(Data records)
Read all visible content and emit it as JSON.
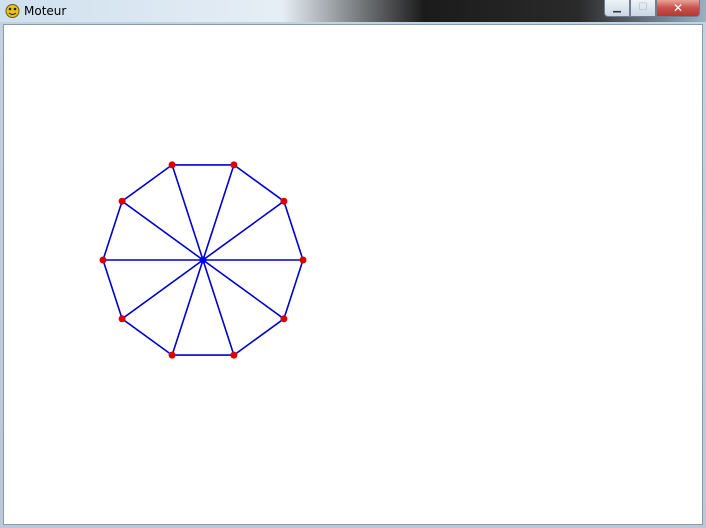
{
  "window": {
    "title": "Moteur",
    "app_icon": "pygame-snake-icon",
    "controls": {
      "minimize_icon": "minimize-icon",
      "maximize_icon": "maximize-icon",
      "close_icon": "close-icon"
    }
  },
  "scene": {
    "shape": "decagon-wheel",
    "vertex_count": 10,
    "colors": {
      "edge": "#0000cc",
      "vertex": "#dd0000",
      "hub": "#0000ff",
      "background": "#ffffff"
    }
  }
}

* * *

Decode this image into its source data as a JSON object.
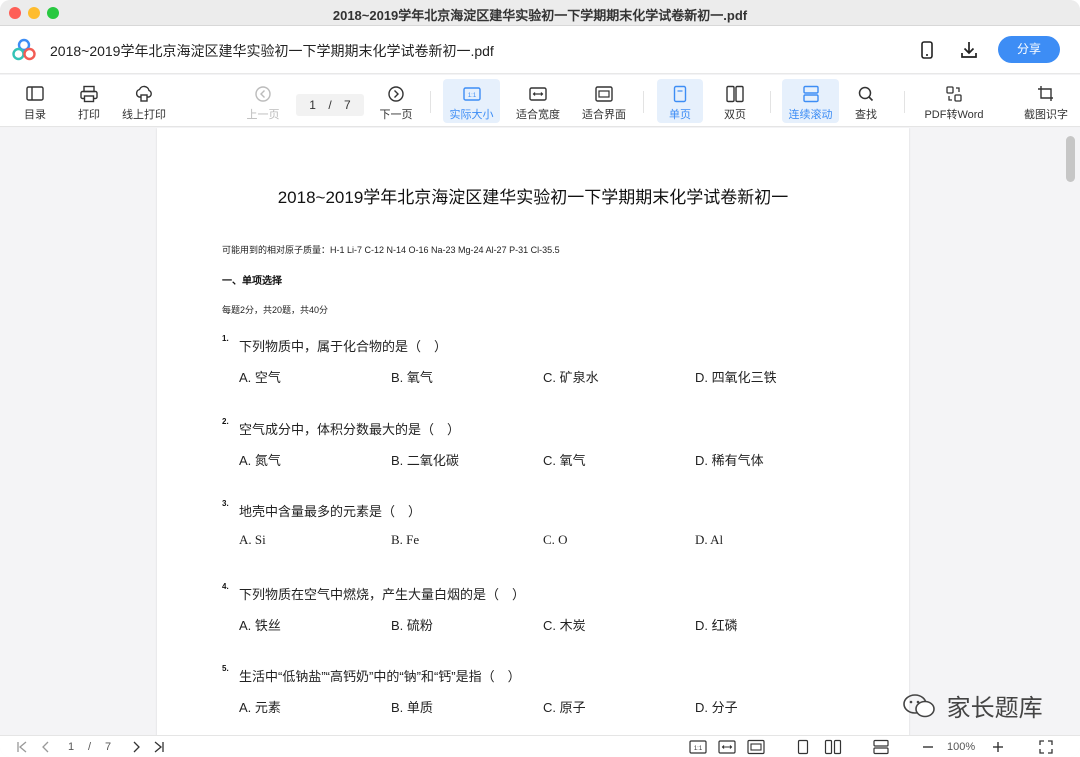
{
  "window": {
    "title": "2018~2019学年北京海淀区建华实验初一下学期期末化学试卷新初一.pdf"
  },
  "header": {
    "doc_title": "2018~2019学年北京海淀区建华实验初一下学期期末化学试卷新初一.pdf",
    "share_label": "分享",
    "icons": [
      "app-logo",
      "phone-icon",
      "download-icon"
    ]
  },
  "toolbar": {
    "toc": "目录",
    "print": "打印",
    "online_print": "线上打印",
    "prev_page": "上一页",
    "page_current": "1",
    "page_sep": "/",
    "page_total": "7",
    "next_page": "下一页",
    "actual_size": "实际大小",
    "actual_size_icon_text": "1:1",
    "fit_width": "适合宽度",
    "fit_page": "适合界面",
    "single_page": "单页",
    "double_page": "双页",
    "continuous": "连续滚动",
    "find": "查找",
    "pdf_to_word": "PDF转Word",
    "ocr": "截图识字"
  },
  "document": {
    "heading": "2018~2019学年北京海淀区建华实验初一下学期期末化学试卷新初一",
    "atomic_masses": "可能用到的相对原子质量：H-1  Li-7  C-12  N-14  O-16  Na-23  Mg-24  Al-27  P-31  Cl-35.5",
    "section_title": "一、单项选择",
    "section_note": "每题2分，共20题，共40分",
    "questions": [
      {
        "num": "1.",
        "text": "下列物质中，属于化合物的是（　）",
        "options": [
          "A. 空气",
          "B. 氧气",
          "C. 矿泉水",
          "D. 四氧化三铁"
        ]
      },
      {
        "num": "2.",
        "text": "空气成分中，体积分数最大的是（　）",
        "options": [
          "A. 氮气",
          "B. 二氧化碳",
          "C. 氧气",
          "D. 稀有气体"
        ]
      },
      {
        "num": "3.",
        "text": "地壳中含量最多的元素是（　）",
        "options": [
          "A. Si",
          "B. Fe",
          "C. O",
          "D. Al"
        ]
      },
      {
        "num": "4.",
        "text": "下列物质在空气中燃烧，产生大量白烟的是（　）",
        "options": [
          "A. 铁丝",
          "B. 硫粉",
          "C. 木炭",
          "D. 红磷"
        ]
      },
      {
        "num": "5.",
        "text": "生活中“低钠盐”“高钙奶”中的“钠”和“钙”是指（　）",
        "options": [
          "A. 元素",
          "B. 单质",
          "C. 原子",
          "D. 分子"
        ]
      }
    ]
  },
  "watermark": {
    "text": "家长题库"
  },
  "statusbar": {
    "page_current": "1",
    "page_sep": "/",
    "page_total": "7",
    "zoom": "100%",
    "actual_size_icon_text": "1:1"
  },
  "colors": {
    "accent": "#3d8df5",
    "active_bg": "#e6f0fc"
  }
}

GIVEN REQUEST:
Tally the lines in these entries that have the string "JSON" in them, then answer with the count and nothing else.

TASK RESPONSE:
2